>> Start Record extracts
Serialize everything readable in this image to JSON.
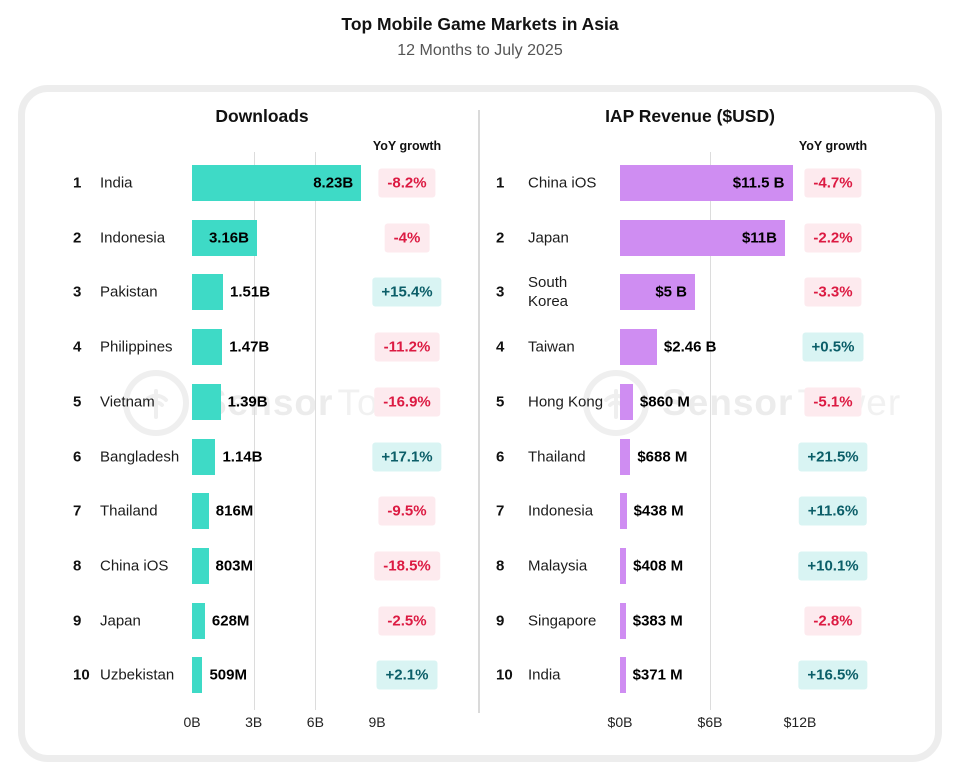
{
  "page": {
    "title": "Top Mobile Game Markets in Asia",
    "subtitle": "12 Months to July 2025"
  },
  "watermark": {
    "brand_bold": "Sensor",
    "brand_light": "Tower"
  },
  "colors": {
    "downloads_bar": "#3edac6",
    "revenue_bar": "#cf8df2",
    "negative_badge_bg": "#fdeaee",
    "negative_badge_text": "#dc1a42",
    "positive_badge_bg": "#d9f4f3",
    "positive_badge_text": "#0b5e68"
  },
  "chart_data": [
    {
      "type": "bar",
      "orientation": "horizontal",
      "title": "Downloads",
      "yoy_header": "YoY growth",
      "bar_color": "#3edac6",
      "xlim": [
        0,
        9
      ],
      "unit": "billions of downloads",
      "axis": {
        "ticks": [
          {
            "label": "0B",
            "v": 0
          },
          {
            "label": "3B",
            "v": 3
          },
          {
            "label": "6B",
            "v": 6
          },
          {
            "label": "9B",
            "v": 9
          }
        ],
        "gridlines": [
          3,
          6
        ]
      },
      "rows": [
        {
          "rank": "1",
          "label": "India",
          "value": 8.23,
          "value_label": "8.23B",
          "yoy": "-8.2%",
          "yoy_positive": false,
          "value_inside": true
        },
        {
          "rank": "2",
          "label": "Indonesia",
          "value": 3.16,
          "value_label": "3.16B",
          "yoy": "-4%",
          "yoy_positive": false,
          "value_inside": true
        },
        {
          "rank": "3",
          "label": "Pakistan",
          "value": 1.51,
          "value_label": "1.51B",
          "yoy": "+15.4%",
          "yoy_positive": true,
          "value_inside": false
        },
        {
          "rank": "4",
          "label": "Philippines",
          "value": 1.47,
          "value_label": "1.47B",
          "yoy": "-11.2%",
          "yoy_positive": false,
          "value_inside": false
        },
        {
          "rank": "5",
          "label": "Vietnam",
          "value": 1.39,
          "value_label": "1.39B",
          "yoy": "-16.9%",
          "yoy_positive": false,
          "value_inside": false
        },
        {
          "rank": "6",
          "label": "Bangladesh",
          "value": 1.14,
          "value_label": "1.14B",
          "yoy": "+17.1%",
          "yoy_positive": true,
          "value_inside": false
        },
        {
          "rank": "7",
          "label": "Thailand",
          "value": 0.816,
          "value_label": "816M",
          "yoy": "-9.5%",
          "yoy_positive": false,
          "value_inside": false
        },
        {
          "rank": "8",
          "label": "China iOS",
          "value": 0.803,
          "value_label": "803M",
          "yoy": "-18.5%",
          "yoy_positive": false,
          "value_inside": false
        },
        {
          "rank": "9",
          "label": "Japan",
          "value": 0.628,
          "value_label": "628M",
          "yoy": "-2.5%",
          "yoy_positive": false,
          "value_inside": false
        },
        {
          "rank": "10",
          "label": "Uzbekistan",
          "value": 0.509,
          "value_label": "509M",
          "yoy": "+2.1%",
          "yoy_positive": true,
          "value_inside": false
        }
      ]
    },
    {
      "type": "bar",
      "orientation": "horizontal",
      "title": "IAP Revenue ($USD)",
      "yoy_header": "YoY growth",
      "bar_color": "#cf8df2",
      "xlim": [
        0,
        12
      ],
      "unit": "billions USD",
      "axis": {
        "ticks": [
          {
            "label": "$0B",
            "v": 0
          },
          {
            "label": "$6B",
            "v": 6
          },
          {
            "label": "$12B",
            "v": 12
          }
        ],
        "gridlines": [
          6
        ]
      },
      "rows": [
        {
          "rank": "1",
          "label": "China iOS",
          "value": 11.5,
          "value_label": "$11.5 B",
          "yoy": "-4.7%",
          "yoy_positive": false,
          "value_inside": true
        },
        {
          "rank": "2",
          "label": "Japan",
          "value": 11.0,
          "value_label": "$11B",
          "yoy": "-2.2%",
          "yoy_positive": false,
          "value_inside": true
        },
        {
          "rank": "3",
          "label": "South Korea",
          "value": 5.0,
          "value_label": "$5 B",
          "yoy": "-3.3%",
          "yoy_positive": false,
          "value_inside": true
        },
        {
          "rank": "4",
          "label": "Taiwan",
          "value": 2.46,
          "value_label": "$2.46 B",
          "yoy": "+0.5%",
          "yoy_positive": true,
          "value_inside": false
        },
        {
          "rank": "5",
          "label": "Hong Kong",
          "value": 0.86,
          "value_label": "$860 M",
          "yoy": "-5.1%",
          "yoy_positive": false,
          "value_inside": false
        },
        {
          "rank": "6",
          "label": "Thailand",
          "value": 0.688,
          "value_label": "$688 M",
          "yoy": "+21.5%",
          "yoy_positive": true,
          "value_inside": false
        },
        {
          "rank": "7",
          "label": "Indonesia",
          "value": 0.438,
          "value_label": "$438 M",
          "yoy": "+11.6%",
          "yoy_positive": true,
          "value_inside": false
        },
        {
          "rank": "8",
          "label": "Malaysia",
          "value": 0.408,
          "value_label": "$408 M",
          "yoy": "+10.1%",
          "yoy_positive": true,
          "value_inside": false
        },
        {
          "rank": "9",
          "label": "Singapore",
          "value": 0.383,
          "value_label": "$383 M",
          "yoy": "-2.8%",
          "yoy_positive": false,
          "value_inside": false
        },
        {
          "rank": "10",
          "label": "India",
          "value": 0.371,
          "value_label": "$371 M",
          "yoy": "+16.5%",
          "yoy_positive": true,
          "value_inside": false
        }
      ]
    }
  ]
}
>> End Record extracts
>> Start Record extracts
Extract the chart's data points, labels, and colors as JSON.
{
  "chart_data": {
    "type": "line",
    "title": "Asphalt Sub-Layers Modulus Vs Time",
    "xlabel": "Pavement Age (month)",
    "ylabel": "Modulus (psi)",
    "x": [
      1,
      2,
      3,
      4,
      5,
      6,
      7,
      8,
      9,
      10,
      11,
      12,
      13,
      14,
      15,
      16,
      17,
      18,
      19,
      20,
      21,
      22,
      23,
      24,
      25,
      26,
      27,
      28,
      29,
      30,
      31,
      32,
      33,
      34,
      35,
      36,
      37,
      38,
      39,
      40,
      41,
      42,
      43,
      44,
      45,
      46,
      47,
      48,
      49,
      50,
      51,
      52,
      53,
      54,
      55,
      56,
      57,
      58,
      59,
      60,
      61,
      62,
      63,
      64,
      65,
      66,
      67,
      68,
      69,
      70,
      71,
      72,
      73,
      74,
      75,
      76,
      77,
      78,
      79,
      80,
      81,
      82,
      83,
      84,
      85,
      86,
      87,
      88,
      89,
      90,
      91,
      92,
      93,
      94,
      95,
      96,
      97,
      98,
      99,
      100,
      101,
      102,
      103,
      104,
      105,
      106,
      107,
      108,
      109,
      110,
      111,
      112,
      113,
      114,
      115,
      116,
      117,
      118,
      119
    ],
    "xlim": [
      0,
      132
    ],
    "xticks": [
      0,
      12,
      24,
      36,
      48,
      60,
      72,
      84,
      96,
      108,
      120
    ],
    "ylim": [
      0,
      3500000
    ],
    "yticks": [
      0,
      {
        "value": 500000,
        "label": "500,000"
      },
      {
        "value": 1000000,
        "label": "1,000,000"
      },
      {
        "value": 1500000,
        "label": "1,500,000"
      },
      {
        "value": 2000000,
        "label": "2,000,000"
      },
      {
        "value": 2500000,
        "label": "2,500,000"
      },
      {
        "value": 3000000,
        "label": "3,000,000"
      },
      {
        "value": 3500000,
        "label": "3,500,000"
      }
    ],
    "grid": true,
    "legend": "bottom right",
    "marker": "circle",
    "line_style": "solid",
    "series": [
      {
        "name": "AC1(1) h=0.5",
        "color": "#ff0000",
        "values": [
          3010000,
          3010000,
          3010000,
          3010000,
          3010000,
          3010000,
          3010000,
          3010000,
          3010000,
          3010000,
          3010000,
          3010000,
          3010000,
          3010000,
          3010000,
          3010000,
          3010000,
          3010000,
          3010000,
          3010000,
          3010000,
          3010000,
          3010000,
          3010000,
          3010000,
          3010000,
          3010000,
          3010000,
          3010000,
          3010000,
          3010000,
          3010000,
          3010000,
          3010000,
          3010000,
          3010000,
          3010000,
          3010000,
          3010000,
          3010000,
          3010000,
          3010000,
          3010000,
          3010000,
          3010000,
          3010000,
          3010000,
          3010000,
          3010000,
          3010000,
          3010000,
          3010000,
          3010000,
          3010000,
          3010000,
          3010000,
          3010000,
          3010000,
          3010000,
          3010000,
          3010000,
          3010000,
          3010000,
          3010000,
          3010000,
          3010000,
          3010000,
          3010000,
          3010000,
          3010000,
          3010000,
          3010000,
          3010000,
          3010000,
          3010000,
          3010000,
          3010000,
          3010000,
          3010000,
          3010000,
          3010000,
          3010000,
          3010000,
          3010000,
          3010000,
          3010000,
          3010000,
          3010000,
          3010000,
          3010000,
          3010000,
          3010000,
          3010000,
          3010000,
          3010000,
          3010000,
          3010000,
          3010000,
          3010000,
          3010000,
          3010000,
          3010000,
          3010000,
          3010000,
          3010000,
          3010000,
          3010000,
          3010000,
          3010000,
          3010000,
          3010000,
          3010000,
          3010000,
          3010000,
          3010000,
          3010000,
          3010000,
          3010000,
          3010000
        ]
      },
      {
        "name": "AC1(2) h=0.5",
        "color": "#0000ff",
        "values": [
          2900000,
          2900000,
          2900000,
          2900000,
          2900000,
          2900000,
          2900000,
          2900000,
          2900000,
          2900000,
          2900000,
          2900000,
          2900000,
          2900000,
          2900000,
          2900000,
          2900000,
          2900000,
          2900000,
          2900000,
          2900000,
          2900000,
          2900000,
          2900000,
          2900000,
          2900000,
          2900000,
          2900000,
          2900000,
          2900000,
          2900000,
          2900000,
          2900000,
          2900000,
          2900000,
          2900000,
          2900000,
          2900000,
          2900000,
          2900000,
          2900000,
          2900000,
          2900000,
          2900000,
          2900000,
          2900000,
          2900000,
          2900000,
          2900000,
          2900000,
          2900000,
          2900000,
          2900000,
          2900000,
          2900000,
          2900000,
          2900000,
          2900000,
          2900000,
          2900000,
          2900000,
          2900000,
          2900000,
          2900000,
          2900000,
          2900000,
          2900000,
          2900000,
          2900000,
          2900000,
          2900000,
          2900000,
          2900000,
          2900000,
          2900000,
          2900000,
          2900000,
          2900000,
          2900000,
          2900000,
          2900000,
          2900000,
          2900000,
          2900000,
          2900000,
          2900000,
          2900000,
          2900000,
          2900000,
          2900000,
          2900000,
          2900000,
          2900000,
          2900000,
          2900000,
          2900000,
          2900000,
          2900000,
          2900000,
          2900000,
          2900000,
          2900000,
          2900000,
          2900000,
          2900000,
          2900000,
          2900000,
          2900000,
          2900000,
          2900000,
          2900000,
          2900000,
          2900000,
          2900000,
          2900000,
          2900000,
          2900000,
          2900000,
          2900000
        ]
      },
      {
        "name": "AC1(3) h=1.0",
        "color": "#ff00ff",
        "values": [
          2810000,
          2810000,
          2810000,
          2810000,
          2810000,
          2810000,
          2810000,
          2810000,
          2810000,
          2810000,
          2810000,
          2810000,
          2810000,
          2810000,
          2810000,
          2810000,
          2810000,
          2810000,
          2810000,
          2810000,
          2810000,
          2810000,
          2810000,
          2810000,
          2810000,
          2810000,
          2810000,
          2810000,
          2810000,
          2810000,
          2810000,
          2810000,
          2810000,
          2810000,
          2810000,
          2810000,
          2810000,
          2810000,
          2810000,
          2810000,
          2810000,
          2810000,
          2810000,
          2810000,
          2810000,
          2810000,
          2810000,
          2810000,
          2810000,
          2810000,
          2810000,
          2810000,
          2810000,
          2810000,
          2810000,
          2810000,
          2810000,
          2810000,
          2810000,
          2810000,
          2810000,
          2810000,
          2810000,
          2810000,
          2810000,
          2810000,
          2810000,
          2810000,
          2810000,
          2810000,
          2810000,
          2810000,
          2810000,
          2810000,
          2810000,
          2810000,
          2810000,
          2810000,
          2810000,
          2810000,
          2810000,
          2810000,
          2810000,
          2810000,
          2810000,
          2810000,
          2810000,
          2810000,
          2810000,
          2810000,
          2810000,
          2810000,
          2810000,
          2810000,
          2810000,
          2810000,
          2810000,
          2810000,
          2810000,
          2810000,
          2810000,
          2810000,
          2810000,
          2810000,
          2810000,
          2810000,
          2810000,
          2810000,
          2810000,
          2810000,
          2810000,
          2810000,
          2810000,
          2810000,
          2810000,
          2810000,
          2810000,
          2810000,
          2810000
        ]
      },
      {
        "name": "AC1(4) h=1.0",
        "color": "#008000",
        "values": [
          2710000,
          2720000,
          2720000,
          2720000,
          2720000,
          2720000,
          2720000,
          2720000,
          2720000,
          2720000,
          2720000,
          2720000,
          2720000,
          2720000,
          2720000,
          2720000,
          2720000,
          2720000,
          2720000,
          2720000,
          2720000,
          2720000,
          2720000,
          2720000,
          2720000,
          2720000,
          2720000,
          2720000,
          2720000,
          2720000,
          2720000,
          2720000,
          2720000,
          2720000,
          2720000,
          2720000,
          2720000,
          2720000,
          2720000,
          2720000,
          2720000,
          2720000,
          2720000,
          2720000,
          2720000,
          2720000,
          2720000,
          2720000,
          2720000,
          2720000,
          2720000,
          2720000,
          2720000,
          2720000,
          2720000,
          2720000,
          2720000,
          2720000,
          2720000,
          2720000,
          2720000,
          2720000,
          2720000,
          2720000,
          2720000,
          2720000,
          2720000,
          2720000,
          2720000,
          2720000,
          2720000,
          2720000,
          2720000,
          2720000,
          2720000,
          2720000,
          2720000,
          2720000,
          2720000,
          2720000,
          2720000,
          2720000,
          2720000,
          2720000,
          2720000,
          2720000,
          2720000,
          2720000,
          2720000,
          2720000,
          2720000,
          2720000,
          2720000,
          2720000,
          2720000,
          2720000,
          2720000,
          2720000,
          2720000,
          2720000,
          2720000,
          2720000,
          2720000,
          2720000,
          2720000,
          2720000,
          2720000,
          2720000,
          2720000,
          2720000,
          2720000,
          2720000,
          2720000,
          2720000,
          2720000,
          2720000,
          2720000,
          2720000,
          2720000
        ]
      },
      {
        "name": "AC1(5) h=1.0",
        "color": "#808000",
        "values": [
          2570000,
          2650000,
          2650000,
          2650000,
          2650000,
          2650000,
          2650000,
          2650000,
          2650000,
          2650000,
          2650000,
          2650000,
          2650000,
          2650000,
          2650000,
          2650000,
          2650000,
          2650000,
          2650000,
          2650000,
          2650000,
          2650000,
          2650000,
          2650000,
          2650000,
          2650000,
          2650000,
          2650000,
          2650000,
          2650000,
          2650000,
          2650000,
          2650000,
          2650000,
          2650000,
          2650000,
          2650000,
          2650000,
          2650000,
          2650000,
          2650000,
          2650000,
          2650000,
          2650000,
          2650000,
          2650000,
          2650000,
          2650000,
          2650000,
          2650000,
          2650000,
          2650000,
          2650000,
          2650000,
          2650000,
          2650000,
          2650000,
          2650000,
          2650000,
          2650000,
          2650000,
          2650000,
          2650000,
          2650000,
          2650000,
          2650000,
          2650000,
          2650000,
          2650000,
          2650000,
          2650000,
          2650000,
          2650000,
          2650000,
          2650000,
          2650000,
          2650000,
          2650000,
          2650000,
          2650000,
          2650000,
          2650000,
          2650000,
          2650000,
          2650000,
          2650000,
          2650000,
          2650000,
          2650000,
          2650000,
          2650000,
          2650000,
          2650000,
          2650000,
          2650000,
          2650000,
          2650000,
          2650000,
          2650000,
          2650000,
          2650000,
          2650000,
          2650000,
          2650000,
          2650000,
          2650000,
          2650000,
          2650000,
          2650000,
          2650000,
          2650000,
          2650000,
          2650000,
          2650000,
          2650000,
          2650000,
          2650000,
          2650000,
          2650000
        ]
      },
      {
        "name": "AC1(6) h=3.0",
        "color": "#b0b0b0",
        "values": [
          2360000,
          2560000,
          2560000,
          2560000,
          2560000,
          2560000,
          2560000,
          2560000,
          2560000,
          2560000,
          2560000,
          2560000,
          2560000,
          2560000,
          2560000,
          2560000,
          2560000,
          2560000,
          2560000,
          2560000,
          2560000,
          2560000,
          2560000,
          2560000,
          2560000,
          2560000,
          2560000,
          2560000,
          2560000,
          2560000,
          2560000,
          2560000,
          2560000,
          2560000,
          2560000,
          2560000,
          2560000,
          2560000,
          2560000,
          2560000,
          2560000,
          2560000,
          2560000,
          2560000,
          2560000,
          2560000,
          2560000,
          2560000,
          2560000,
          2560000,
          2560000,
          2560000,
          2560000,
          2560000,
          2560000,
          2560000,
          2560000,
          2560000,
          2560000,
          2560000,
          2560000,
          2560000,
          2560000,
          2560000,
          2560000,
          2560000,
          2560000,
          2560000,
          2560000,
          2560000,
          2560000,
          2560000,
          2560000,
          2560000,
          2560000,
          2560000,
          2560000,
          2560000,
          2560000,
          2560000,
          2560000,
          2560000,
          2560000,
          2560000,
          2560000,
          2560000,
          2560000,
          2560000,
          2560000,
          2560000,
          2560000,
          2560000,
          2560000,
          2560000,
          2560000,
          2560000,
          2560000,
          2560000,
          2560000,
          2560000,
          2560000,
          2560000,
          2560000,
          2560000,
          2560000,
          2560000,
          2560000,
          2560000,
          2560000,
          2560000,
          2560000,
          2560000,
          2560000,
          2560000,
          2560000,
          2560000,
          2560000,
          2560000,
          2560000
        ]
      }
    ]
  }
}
>> End Record extracts
>> Start Record extracts
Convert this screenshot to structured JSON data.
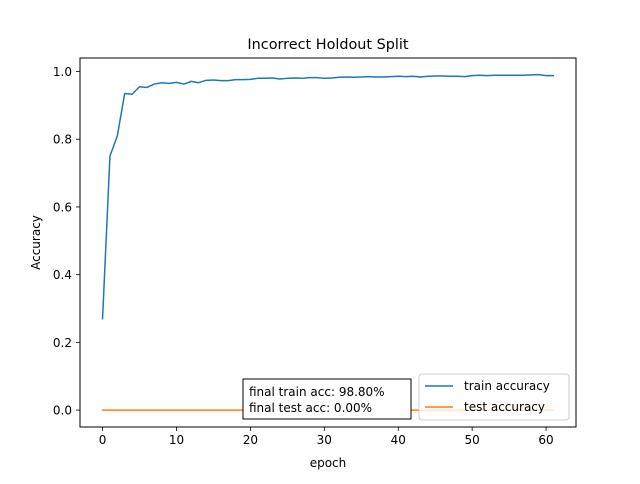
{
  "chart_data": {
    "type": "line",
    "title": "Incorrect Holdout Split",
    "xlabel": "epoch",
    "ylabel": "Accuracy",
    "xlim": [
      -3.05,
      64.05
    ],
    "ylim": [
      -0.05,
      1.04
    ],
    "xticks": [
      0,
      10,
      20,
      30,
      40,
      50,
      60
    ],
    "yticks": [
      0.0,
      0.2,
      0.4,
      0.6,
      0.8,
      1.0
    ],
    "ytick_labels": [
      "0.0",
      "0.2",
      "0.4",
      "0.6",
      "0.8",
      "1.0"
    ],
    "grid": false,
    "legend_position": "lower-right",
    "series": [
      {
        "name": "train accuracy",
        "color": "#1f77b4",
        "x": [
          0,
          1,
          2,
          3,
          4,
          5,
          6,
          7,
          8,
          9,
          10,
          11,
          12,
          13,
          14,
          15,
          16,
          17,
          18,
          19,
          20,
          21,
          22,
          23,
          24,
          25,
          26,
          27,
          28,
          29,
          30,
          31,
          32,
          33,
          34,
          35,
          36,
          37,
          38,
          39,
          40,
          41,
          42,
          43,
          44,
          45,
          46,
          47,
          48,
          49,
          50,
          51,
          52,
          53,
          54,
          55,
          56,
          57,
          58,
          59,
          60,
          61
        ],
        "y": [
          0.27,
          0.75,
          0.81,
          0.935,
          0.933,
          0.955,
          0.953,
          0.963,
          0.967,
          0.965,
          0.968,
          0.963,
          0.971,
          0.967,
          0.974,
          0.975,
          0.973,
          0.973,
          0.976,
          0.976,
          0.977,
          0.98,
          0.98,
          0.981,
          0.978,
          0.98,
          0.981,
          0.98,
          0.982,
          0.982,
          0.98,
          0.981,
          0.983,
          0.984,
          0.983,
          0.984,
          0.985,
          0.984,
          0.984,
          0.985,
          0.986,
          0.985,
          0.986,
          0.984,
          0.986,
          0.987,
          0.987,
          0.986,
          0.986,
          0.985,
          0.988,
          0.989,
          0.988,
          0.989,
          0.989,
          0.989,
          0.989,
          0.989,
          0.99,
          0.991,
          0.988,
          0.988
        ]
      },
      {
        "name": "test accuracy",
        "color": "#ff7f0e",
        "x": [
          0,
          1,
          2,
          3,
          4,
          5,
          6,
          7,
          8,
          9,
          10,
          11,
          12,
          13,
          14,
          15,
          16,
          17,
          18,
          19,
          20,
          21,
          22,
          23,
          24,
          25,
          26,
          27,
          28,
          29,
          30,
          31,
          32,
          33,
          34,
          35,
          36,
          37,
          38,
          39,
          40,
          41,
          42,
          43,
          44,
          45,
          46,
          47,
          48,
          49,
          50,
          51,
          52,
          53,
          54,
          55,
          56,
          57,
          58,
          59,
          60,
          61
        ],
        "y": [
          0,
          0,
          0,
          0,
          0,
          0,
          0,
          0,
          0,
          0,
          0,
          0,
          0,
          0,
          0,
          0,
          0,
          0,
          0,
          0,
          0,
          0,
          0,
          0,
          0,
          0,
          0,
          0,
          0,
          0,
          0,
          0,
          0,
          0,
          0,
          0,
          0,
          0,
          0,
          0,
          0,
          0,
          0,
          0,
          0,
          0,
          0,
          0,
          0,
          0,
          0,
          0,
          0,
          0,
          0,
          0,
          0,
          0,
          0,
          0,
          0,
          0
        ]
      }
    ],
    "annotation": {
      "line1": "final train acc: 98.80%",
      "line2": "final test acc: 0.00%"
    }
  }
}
>> End Record extracts
Directions for this task: Select every line in the records above that contains the word "Modulus".

Problem solution:
    "title": "Asphalt Sub-Layers Modulus Vs Time",
    "ylabel": "Modulus (psi)",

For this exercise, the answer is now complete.